Search the listing below for "JSON". Copy each matching line.
-- Start Information supplied --
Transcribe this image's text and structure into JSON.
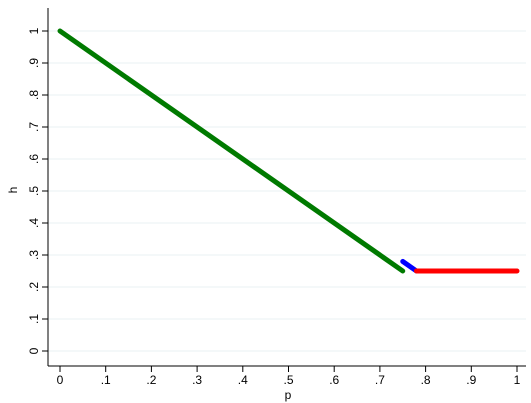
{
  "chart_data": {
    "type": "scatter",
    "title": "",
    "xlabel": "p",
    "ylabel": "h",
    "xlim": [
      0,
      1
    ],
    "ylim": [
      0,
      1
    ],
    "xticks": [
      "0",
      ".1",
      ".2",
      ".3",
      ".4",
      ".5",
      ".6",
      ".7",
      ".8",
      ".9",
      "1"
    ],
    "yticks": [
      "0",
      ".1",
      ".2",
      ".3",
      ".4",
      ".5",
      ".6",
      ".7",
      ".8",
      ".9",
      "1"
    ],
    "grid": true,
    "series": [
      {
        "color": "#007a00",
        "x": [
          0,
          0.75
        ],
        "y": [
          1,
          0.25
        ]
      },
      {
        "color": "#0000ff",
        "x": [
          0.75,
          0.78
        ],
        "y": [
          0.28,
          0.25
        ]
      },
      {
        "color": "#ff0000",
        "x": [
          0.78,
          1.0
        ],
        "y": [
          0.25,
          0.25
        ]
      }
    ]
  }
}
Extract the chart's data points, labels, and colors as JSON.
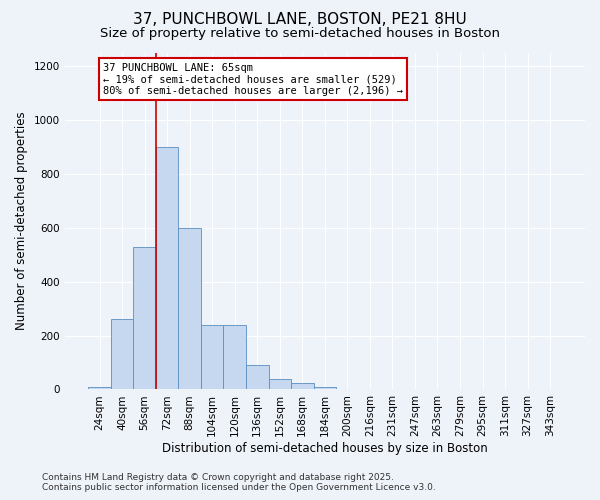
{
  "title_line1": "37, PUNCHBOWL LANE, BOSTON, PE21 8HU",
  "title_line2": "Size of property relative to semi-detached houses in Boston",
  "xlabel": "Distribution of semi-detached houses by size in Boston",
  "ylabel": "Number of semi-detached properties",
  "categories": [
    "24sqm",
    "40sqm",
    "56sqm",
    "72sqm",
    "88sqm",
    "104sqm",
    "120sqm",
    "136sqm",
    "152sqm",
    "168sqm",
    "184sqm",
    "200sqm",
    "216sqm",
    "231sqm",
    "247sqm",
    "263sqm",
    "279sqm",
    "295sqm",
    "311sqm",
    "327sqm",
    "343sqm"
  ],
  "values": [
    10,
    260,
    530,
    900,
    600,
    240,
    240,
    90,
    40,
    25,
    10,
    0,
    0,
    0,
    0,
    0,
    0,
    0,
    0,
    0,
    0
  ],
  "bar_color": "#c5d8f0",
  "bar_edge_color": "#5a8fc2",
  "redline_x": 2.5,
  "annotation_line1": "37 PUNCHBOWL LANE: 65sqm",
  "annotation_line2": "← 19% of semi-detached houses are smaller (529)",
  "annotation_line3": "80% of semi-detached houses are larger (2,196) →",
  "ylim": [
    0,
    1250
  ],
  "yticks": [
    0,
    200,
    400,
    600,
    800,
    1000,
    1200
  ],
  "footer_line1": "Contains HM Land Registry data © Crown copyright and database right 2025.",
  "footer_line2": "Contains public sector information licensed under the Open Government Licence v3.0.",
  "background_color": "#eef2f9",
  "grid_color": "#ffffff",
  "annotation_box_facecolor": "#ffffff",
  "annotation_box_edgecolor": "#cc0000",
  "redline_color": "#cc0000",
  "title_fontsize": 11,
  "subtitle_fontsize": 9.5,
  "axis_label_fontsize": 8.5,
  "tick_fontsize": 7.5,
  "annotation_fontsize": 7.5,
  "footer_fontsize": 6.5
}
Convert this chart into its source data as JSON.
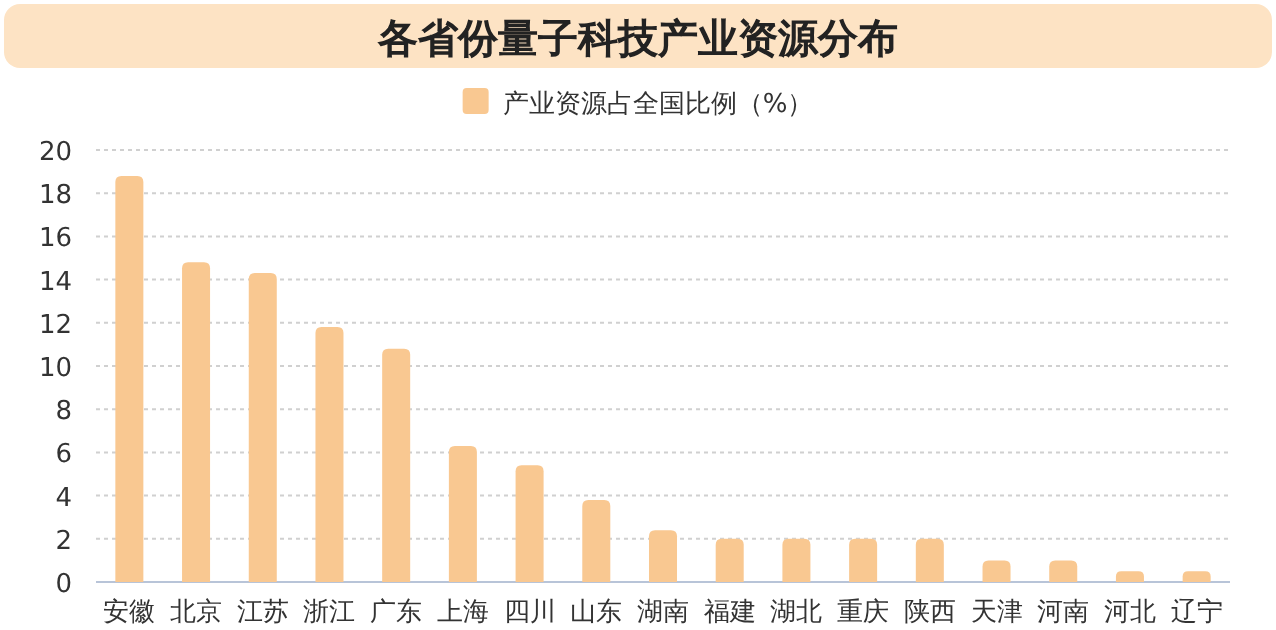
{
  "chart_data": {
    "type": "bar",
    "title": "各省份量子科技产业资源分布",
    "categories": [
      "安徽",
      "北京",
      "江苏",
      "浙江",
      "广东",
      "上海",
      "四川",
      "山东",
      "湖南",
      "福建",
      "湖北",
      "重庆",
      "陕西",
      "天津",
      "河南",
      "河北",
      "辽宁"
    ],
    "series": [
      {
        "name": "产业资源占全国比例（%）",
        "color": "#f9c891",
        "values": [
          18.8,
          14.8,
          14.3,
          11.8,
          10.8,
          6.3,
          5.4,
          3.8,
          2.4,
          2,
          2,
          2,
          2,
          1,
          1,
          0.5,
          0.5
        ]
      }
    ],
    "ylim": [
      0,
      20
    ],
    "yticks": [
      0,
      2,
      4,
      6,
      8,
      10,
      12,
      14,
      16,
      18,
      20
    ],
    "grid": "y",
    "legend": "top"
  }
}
-- End Information supplied --
-- Start Information supplied --
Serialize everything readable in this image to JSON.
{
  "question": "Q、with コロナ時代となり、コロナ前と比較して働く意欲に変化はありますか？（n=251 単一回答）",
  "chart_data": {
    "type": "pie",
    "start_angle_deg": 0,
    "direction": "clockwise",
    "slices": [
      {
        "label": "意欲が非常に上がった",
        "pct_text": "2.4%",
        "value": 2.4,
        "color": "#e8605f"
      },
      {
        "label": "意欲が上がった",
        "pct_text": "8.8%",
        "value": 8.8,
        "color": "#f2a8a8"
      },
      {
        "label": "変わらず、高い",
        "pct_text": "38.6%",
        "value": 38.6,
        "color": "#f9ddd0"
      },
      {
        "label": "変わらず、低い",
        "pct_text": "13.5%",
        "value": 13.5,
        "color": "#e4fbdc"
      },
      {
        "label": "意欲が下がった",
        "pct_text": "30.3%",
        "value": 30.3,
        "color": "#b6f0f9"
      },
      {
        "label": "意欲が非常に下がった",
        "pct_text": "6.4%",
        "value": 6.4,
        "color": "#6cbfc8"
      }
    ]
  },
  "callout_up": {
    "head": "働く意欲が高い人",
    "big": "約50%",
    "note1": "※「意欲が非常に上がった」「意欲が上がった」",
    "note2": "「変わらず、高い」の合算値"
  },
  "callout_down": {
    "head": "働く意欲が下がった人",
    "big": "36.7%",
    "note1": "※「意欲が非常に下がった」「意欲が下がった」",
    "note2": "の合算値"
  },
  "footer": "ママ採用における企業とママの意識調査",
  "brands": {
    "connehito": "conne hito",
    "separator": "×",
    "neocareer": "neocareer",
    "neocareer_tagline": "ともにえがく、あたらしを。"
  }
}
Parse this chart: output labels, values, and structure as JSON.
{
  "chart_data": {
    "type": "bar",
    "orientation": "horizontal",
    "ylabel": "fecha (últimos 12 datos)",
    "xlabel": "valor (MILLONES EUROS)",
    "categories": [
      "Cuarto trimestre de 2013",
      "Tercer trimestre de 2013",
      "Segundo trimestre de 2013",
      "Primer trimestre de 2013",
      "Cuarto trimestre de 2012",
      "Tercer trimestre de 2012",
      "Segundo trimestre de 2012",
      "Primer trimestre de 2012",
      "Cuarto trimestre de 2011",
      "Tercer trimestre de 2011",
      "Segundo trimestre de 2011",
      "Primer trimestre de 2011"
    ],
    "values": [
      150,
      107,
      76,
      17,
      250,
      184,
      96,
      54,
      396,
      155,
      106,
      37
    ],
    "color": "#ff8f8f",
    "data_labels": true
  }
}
-- End Information supplied --
▸ **Correct result**:
Transcribe this image's text and structure into JSON.
Extract the chart's data points, labels, and colors as JSON.
Convert this chart into its source data as JSON.
Serialize everything readable in this image to JSON.
Parse this chart: output labels, values, and structure as JSON.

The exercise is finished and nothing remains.